## Exercise description
Reproduce all lines of the listing below in which the word "Otthon" occurs.

## Records shown
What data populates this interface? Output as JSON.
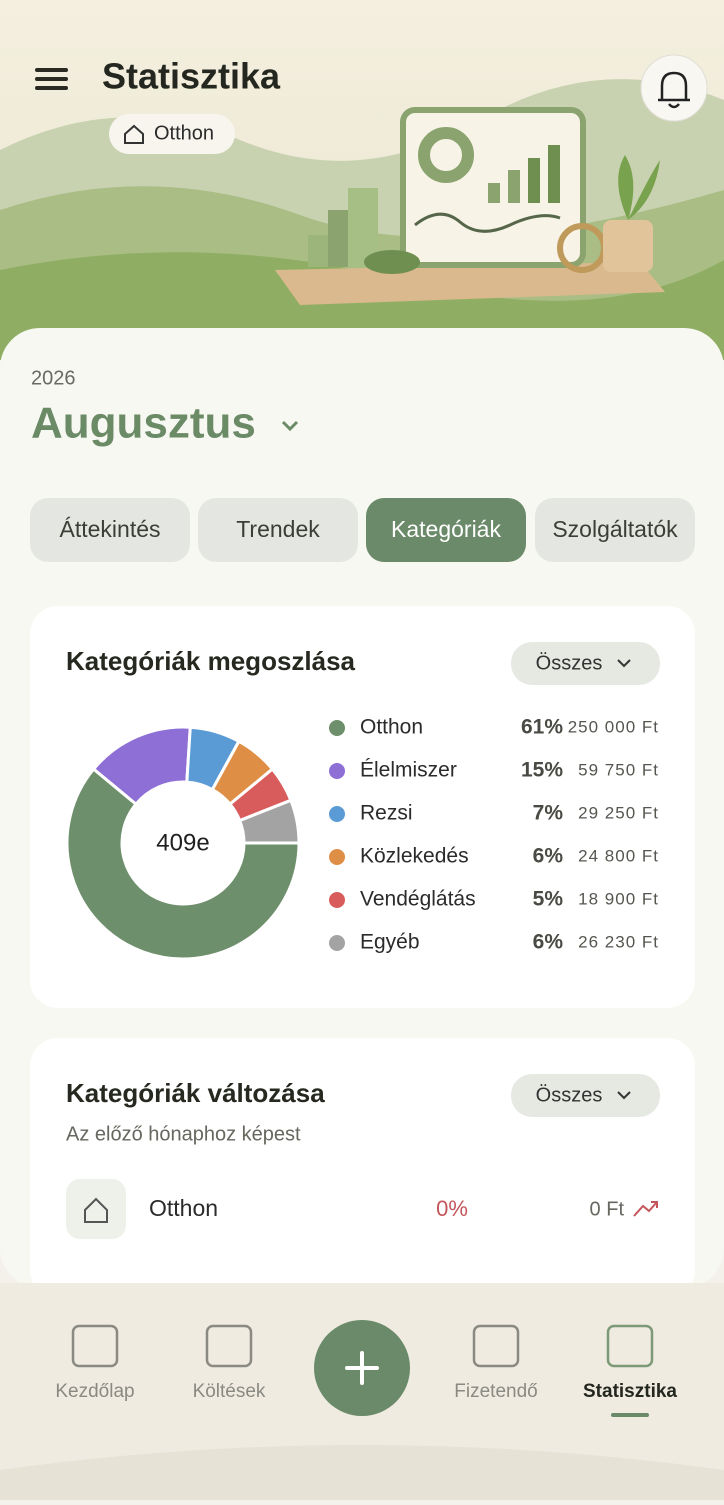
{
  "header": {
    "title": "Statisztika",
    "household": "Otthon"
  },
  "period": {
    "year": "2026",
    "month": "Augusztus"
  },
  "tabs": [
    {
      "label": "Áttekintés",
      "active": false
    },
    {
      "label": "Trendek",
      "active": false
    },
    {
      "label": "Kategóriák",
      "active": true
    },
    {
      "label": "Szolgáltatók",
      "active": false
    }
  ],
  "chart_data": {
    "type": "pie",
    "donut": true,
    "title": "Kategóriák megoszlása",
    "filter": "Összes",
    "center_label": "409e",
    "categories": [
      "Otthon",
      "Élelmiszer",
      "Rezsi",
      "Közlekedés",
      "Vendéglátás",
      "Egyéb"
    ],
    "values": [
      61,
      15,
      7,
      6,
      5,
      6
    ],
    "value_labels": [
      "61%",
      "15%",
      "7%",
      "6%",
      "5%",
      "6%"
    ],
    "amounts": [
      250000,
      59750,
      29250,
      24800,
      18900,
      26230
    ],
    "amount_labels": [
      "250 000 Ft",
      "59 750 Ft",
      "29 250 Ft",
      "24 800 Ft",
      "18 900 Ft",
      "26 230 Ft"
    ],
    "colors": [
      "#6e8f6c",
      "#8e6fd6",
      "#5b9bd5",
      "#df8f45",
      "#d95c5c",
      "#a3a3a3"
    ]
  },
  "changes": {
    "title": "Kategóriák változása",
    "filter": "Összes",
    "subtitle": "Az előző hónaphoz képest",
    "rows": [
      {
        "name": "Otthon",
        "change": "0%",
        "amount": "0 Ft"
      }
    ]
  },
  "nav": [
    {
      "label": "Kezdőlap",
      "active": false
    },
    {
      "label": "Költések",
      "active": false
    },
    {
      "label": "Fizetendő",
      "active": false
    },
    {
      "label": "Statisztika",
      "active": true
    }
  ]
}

## The solution
    "household": "Otthon"
      "Otthon",
        "name": "Otthon",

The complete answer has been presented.